— Begin RECORDS SUPPLIED —
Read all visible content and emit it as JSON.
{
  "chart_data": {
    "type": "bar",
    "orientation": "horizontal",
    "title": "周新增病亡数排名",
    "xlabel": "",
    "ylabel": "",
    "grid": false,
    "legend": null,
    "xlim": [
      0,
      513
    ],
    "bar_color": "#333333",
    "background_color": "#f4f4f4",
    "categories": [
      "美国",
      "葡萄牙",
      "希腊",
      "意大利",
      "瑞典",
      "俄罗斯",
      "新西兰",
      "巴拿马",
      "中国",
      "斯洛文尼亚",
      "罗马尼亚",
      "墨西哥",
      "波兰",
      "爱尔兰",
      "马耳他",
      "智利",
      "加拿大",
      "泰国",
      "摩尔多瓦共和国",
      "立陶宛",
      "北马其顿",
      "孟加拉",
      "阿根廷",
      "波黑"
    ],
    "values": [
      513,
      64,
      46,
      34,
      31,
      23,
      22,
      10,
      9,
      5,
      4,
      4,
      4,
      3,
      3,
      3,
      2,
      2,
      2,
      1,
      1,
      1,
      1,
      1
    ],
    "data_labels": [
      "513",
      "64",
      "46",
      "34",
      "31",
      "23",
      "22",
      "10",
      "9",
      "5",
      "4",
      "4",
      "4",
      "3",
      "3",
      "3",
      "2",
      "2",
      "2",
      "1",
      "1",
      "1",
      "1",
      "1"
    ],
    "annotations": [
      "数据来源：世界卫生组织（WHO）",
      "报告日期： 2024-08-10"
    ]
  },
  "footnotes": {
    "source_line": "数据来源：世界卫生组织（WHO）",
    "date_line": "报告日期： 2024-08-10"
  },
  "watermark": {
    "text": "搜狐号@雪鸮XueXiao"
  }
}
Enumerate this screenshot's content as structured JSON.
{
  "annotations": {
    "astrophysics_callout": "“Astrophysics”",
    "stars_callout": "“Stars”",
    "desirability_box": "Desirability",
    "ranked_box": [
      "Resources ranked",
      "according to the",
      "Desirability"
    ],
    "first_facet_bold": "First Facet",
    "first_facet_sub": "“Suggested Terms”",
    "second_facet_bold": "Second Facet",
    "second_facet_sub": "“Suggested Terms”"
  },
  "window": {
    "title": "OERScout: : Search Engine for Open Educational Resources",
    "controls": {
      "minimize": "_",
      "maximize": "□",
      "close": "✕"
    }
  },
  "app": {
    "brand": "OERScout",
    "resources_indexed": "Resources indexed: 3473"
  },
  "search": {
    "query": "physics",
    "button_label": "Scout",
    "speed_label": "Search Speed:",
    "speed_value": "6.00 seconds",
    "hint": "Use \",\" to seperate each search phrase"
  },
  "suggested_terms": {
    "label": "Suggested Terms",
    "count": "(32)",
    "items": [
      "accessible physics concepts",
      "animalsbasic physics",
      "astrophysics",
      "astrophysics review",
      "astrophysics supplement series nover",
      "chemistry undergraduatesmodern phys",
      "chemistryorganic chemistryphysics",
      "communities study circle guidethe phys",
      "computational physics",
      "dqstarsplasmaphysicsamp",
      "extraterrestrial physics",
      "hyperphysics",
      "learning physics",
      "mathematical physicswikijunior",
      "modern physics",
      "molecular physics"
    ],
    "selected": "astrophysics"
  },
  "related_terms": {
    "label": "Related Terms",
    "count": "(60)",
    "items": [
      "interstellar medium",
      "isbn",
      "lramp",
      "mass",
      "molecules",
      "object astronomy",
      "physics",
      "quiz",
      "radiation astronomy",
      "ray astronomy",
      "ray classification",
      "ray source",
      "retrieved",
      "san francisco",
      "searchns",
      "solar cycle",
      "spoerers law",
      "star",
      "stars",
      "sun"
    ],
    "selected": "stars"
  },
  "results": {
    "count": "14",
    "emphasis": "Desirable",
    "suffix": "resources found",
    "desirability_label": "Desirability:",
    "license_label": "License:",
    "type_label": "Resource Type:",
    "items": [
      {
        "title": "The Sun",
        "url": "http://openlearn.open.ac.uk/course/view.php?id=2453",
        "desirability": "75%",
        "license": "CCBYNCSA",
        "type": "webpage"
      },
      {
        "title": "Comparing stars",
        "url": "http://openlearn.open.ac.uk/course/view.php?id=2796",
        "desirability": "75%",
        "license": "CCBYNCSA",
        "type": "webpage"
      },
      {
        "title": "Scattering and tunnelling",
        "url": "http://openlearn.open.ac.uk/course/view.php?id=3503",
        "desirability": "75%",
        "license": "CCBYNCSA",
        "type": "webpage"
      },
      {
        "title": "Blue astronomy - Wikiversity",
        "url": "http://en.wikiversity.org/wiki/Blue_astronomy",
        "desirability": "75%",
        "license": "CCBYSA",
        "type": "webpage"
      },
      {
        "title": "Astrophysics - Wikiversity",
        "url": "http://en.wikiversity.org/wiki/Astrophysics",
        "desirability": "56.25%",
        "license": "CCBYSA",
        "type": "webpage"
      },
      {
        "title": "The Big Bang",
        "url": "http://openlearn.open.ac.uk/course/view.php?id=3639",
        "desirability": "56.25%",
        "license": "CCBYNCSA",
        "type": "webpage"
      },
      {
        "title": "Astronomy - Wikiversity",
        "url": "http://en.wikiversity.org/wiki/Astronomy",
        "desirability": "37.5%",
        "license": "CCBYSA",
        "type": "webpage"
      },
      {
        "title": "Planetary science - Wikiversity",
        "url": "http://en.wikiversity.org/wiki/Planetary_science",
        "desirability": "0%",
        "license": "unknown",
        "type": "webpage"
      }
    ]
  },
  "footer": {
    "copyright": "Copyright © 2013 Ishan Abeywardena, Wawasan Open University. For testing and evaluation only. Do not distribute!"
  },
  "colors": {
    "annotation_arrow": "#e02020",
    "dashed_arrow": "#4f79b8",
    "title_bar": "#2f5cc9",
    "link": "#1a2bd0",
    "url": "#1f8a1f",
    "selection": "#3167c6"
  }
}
— End RECORDS SUPPLIED —
**YOUR TASK**
Say how many lines in this material hold "http", and say nothing else.

**FINAL RESULT**
8